======== Records for this task
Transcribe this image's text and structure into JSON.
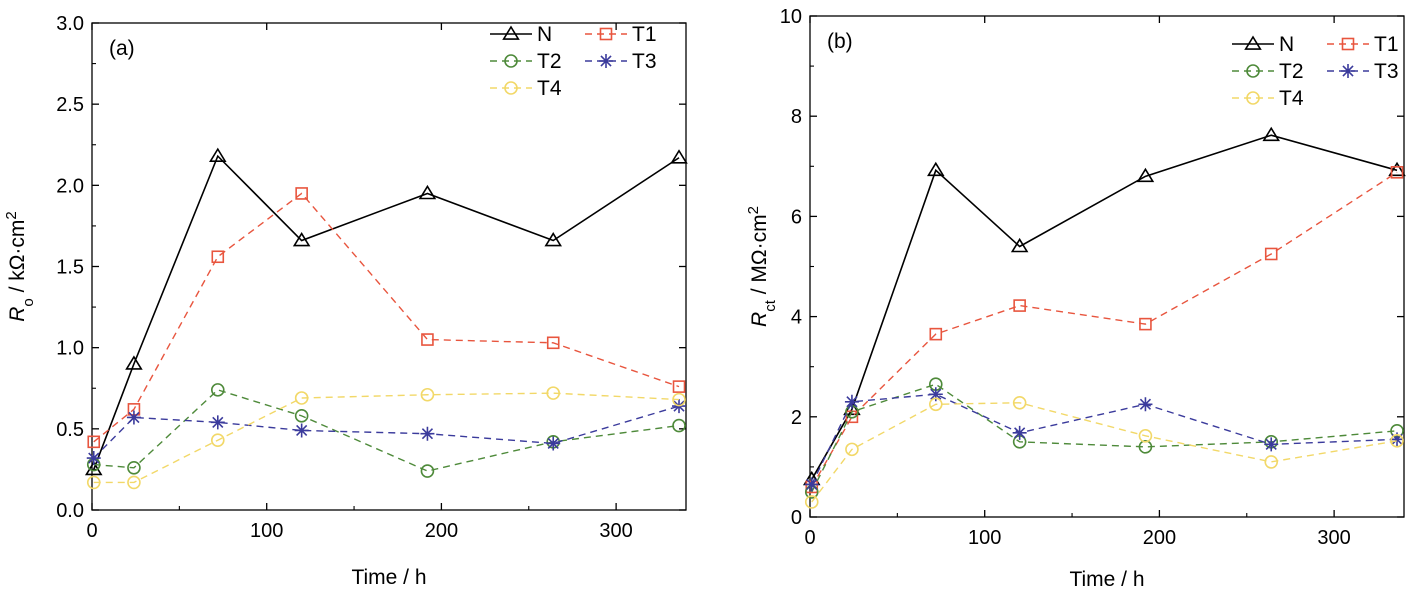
{
  "chart_data": [
    {
      "type": "line",
      "panel_label": "(a)",
      "xlabel": "Time / h",
      "ylabel_symbol": "R",
      "ylabel_sub": "o",
      "ylabel_unit": " / kΩ·cm",
      "ylabel_sup": "2",
      "xlim": [
        0,
        340
      ],
      "ylim": [
        0,
        3.0
      ],
      "xticks": [
        0,
        100,
        200,
        300
      ],
      "yticks": [
        0.0,
        0.5,
        1.0,
        1.5,
        2.0,
        2.5,
        3.0
      ],
      "ytick_decimals": 1,
      "grid": false,
      "legend_position": "top-right",
      "x": [
        1,
        24,
        72,
        120,
        192,
        264,
        336
      ],
      "series": [
        {
          "name": "N",
          "color": "#000000",
          "marker": "triangle",
          "dashed": false,
          "values": [
            0.25,
            0.9,
            2.18,
            1.66,
            1.95,
            1.66,
            2.17
          ]
        },
        {
          "name": "T1",
          "color": "#e8553e",
          "marker": "square",
          "dashed": true,
          "values": [
            0.42,
            0.62,
            1.56,
            1.95,
            1.05,
            1.03,
            0.76
          ]
        },
        {
          "name": "T2",
          "color": "#4e8a3a",
          "marker": "circle",
          "dashed": true,
          "values": [
            0.28,
            0.26,
            0.74,
            0.58,
            0.24,
            0.42,
            0.52
          ]
        },
        {
          "name": "T3",
          "color": "#3b3b9c",
          "marker": "star",
          "dashed": true,
          "values": [
            0.32,
            0.57,
            0.54,
            0.49,
            0.47,
            0.41,
            0.64
          ]
        },
        {
          "name": "T4",
          "color": "#f2d868",
          "marker": "circle",
          "dashed": true,
          "values": [
            0.17,
            0.17,
            0.43,
            0.69,
            0.71,
            0.72,
            0.68
          ]
        }
      ]
    },
    {
      "type": "line",
      "panel_label": "(b)",
      "xlabel": "Time / h",
      "ylabel_symbol": "R",
      "ylabel_sub": "ct",
      "ylabel_unit": " / MΩ·cm",
      "ylabel_sup": "2",
      "xlim": [
        0,
        340
      ],
      "ylim": [
        0,
        10
      ],
      "xticks": [
        0,
        100,
        200,
        300
      ],
      "yticks": [
        0,
        2,
        4,
        6,
        8,
        10
      ],
      "ytick_decimals": 0,
      "grid": false,
      "legend_position": "top-right",
      "x": [
        1,
        24,
        72,
        120,
        192,
        264,
        336
      ],
      "series": [
        {
          "name": "N",
          "color": "#000000",
          "marker": "triangle",
          "dashed": false,
          "values": [
            0.75,
            2.15,
            6.92,
            5.4,
            6.8,
            7.62,
            6.92
          ]
        },
        {
          "name": "T1",
          "color": "#e8553e",
          "marker": "square",
          "dashed": true,
          "values": [
            0.6,
            2.0,
            3.65,
            4.22,
            3.85,
            5.25,
            6.88
          ]
        },
        {
          "name": "T2",
          "color": "#4e8a3a",
          "marker": "circle",
          "dashed": true,
          "values": [
            0.5,
            2.1,
            2.65,
            1.5,
            1.4,
            1.5,
            1.72
          ]
        },
        {
          "name": "T3",
          "color": "#3b3b9c",
          "marker": "star",
          "dashed": true,
          "values": [
            0.65,
            2.3,
            2.45,
            1.68,
            2.25,
            1.45,
            1.55
          ]
        },
        {
          "name": "T4",
          "color": "#f2d868",
          "marker": "circle",
          "dashed": true,
          "values": [
            0.3,
            1.35,
            2.25,
            2.28,
            1.62,
            1.1,
            1.52
          ]
        }
      ]
    }
  ]
}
================
▸ Exercise goal:
Give every line back word for word and leave the pictures out.

▸ Full solution:
Transcribe this image's text and structure into JSON.
{
  "chart_data": [
    {
      "type": "line",
      "panel_label": "(a)",
      "xlabel": "Time / h",
      "ylabel_symbol": "R",
      "ylabel_sub": "o",
      "ylabel_unit": " / kΩ·cm",
      "ylabel_sup": "2",
      "xlim": [
        0,
        340
      ],
      "ylim": [
        0,
        3.0
      ],
      "xticks": [
        0,
        100,
        200,
        300
      ],
      "yticks": [
        0.0,
        0.5,
        1.0,
        1.5,
        2.0,
        2.5,
        3.0
      ],
      "ytick_decimals": 1,
      "grid": false,
      "legend_position": "top-right",
      "x": [
        1,
        24,
        72,
        120,
        192,
        264,
        336
      ],
      "series": [
        {
          "name": "N",
          "color": "#000000",
          "marker": "triangle",
          "dashed": false,
          "values": [
            0.25,
            0.9,
            2.18,
            1.66,
            1.95,
            1.66,
            2.17
          ]
        },
        {
          "name": "T1",
          "color": "#e8553e",
          "marker": "square",
          "dashed": true,
          "values": [
            0.42,
            0.62,
            1.56,
            1.95,
            1.05,
            1.03,
            0.76
          ]
        },
        {
          "name": "T2",
          "color": "#4e8a3a",
          "marker": "circle",
          "dashed": true,
          "values": [
            0.28,
            0.26,
            0.74,
            0.58,
            0.24,
            0.42,
            0.52
          ]
        },
        {
          "name": "T3",
          "color": "#3b3b9c",
          "marker": "star",
          "dashed": true,
          "values": [
            0.32,
            0.57,
            0.54,
            0.49,
            0.47,
            0.41,
            0.64
          ]
        },
        {
          "name": "T4",
          "color": "#f2d868",
          "marker": "circle",
          "dashed": true,
          "values": [
            0.17,
            0.17,
            0.43,
            0.69,
            0.71,
            0.72,
            0.68
          ]
        }
      ]
    },
    {
      "type": "line",
      "panel_label": "(b)",
      "xlabel": "Time / h",
      "ylabel_symbol": "R",
      "ylabel_sub": "ct",
      "ylabel_unit": " / MΩ·cm",
      "ylabel_sup": "2",
      "xlim": [
        0,
        340
      ],
      "ylim": [
        0,
        10
      ],
      "xticks": [
        0,
        100,
        200,
        300
      ],
      "yticks": [
        0,
        2,
        4,
        6,
        8,
        10
      ],
      "ytick_decimals": 0,
      "grid": false,
      "legend_position": "top-right",
      "x": [
        1,
        24,
        72,
        120,
        192,
        264,
        336
      ],
      "series": [
        {
          "name": "N",
          "color": "#000000",
          "marker": "triangle",
          "dashed": false,
          "values": [
            0.75,
            2.15,
            6.92,
            5.4,
            6.8,
            7.62,
            6.92
          ]
        },
        {
          "name": "T1",
          "color": "#e8553e",
          "marker": "square",
          "dashed": true,
          "values": [
            0.6,
            2.0,
            3.65,
            4.22,
            3.85,
            5.25,
            6.88
          ]
        },
        {
          "name": "T2",
          "color": "#4e8a3a",
          "marker": "circle",
          "dashed": true,
          "values": [
            0.5,
            2.1,
            2.65,
            1.5,
            1.4,
            1.5,
            1.72
          ]
        },
        {
          "name": "T3",
          "color": "#3b3b9c",
          "marker": "star",
          "dashed": true,
          "values": [
            0.65,
            2.3,
            2.45,
            1.68,
            2.25,
            1.45,
            1.55
          ]
        },
        {
          "name": "T4",
          "color": "#f2d868",
          "marker": "circle",
          "dashed": true,
          "values": [
            0.3,
            1.35,
            2.25,
            2.28,
            1.62,
            1.1,
            1.52
          ]
        }
      ]
    }
  ]
}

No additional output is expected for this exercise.